▸ Short problem: Return the lines where the word "title" occurs.

* BEGIN Data entries *

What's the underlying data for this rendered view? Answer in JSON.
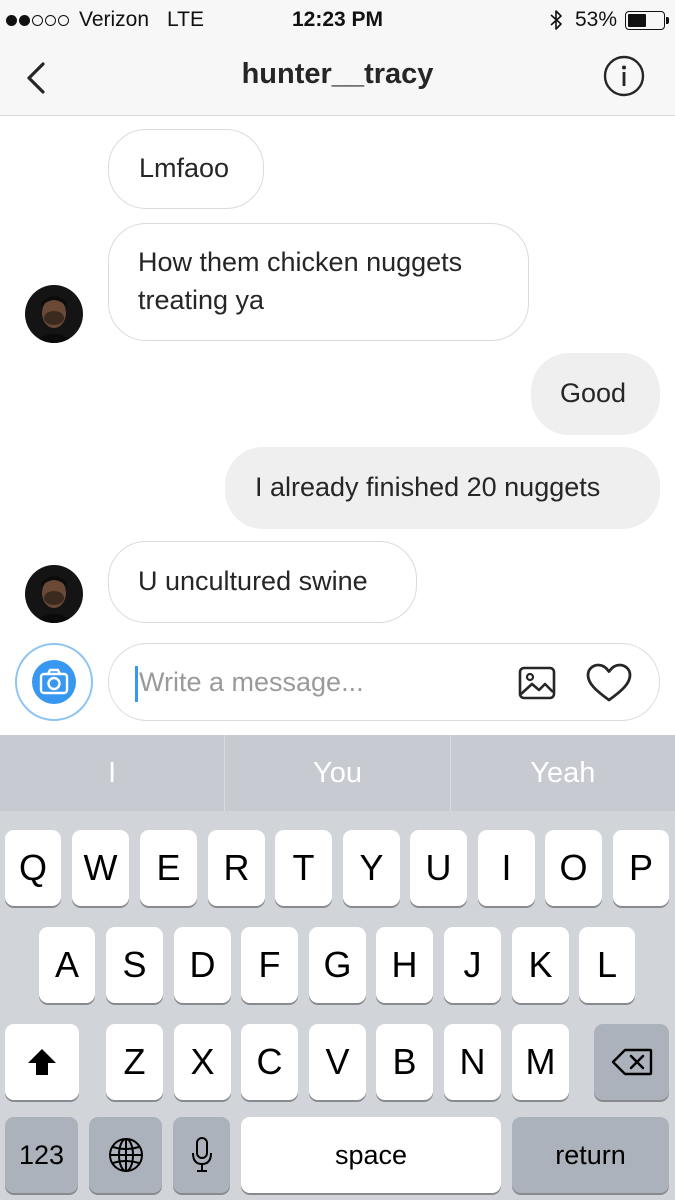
{
  "status_bar": {
    "carrier": "Verizon",
    "network": "LTE",
    "time": "12:23 PM",
    "battery_percent": "53%",
    "battery_level": 0.53,
    "signal_bars_filled": 2,
    "signal_bars_total": 5
  },
  "header": {
    "title": "hunter__tracy",
    "back_icon": "chevron-left-icon",
    "info_icon": "info-icon"
  },
  "messages": [
    {
      "direction": "incoming",
      "text": "Lmfaoo",
      "show_avatar": false
    },
    {
      "direction": "incoming",
      "text": "How them chicken nuggets treating ya",
      "show_avatar": true
    },
    {
      "direction": "outgoing",
      "text": "Good"
    },
    {
      "direction": "outgoing",
      "text": "I already finished 20 nuggets"
    },
    {
      "direction": "incoming",
      "text": "U uncultured swine",
      "show_avatar": true
    }
  ],
  "composer": {
    "placeholder": "Write a message...",
    "camera_icon": "camera-icon",
    "gallery_icon": "image-icon",
    "like_icon": "heart-icon"
  },
  "keyboard": {
    "suggestions": [
      "I",
      "You",
      "Yeah"
    ],
    "row1": [
      "Q",
      "W",
      "E",
      "R",
      "T",
      "Y",
      "U",
      "I",
      "O",
      "P"
    ],
    "row2": [
      "A",
      "S",
      "D",
      "F",
      "G",
      "H",
      "J",
      "K",
      "L"
    ],
    "row3": [
      "Z",
      "X",
      "C",
      "V",
      "B",
      "N",
      "M"
    ],
    "numbers_label": "123",
    "space_label": "space",
    "return_label": "return",
    "shift_icon": "shift-icon",
    "delete_icon": "backspace-icon",
    "globe_icon": "globe-icon",
    "mic_icon": "microphone-icon"
  },
  "colors": {
    "accent": "#3897f0",
    "outgoing_bubble": "#efefef",
    "incoming_border": "#dbdbdb",
    "keyboard_bg": "#d1d4d9",
    "suggestion_bar": "#c7cbd1"
  }
}
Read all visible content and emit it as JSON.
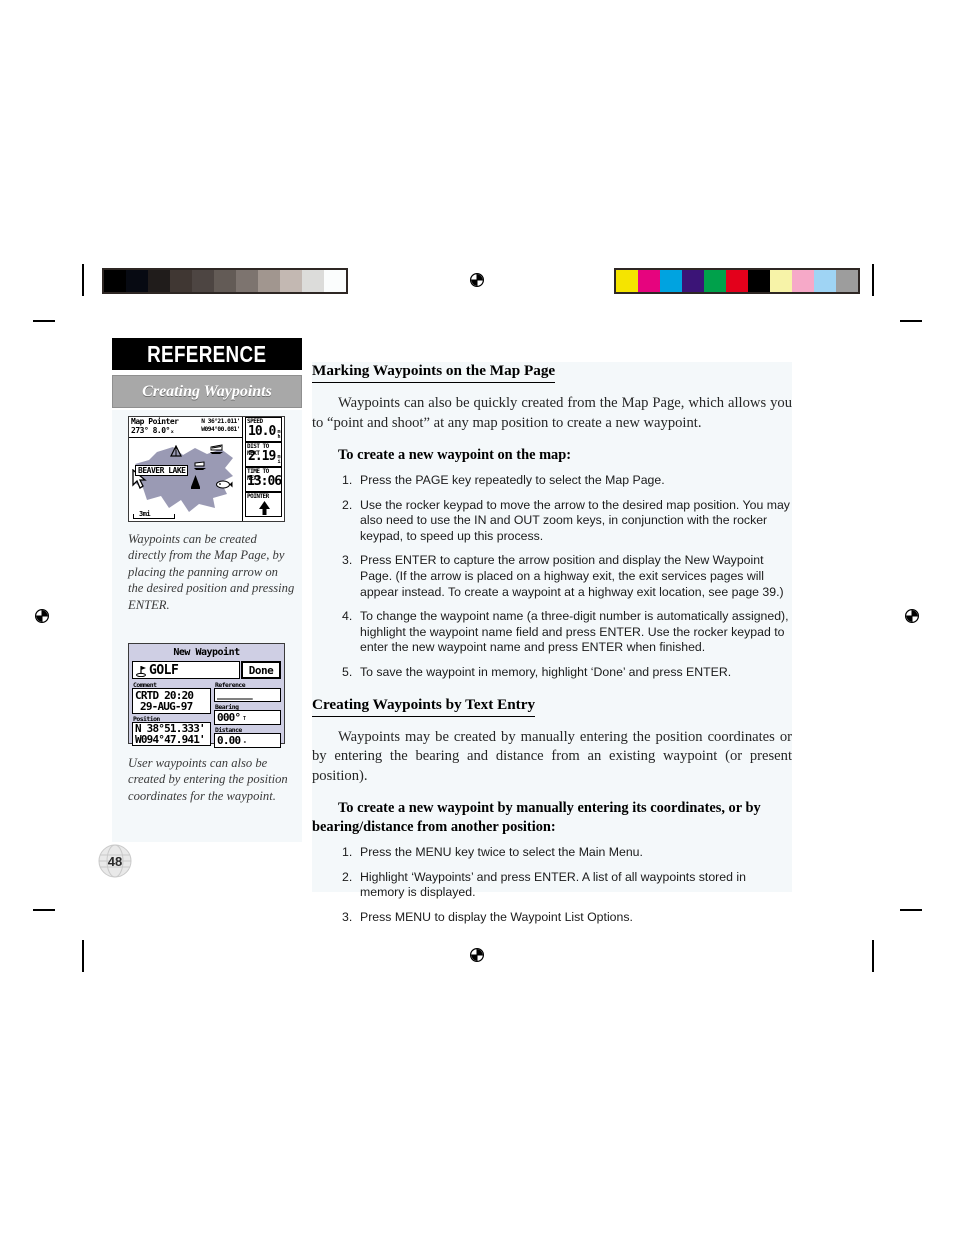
{
  "document": {
    "page_number": "48",
    "reference_banner": "REFERENCE",
    "section_banner": "Creating Waypoints"
  },
  "print_marks": {
    "grayscale_swatches": [
      "#000000",
      "#070a12",
      "#201c1b",
      "#403733",
      "#4d4542",
      "#635b56",
      "#7d746f",
      "#a1968f",
      "#c3b8b2",
      "#dcdcda",
      "#fbfdfd"
    ],
    "color_swatches": [
      "#f5e400",
      "#e6047e",
      "#00a3e0",
      "#3b1477",
      "#00a14b",
      "#e3001b",
      "#000000",
      "#f7f3a8",
      "#f6a9c8",
      "#9fd4f4",
      "#9d9d9d"
    ],
    "registration_icon": "registration-target-icon"
  },
  "sidebar": {
    "map_screenshot": {
      "name": "map-pointer-screenshot",
      "header_label": "Map Pointer",
      "header_bearing": "273°  8.0°ₓ",
      "header_lat": "N 36°21.011'",
      "header_lon": "W094°00.081'",
      "lake_label": "BEAVER LAKE",
      "scale": "3mi",
      "fields": [
        {
          "label": "SPEED",
          "value": "10.0",
          "unit_top": "m",
          "unit_bottom": "h"
        },
        {
          "label": "DIST TO NEXT",
          "value": "2.19",
          "unit_top": "m",
          "unit_bottom": "i"
        },
        {
          "label": "TIME TO NEXT",
          "value": "13:06",
          "unit_top": "",
          "unit_bottom": ""
        },
        {
          "label": "POINTER",
          "value": "",
          "unit_top": "",
          "unit_bottom": ""
        }
      ]
    },
    "map_caption": "Waypoints can be created directly from the Map Page, by placing the panning arrow on the desired position and pressing ENTER.",
    "waypoint_screenshot": {
      "name": "new-waypoint-screenshot",
      "title": "New Waypoint",
      "waypoint_name": "GOLF",
      "done_button": "Done",
      "comment_label": "Comment",
      "comment_line1": "CRTD 20:20",
      "comment_line2": "29-AUG-97",
      "position_label": "Position",
      "position_lat": "N 38°51.333'",
      "position_lon": "W094°47.941'",
      "reference_label": "Reference",
      "reference_value": "______",
      "bearing_label": "Bearing",
      "bearing_value": "000°",
      "bearing_unit": "T",
      "distance_label": "Distance",
      "distance_value": "0.00",
      "distance_unit": "ₓ"
    },
    "waypoint_caption": "User waypoints can also be created by entering the position coordinates for the waypoint."
  },
  "main": {
    "section1": {
      "heading": "Marking Waypoints on the Map Page",
      "paragraph": "Waypoints can also be quickly created from the Map Page, which allows you to “point and shoot” at any map position to create a new waypoint.",
      "procedure_heading": "To create a new waypoint on the map:",
      "steps": [
        {
          "num": "1.",
          "text": "Press the PAGE key repeatedly to select the Map Page."
        },
        {
          "num": "2.",
          "text": "Use the rocker keypad to move the arrow to the desired map position. You may also need to use the IN and OUT zoom keys, in conjunction with the rocker keypad, to speed up this process."
        },
        {
          "num": "3.",
          "text": "Press ENTER to capture the arrow position and display the New Waypoint Page. (If the arrow is placed on a highway exit, the exit services pages will appear instead. To create a waypoint at a highway exit location, see page 39.)"
        },
        {
          "num": "4.",
          "text": "To change the waypoint name (a three-digit number is automatically assigned), highlight the waypoint name field and press ENTER. Use the rocker keypad to enter the new waypoint name and press ENTER when finished."
        },
        {
          "num": "5.",
          "text": "To save the waypoint in memory, highlight ‘Done’ and press ENTER."
        }
      ]
    },
    "section2": {
      "heading": "Creating Waypoints by Text Entry",
      "paragraph": "Waypoints may be created by manually entering the position coordinates or by entering the bearing and distance from an existing waypoint (or present position).",
      "procedure_heading_line1": "To create a new waypoint by manually entering its coordinates, or by",
      "procedure_heading_line2": "bearing/distance from another position:",
      "steps": [
        {
          "num": "1.",
          "text": "Press the MENU key twice to select the Main Menu."
        },
        {
          "num": "2.",
          "text": "Highlight ‘Waypoints’ and press ENTER. A list of all waypoints stored in memory is displayed."
        },
        {
          "num": "3.",
          "text": "Press MENU to display the Waypoint List Options."
        }
      ]
    }
  }
}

* END Data entries *

▸ The completed task:
    "title": "hunter__tracy",
      "title": "New Waypoint",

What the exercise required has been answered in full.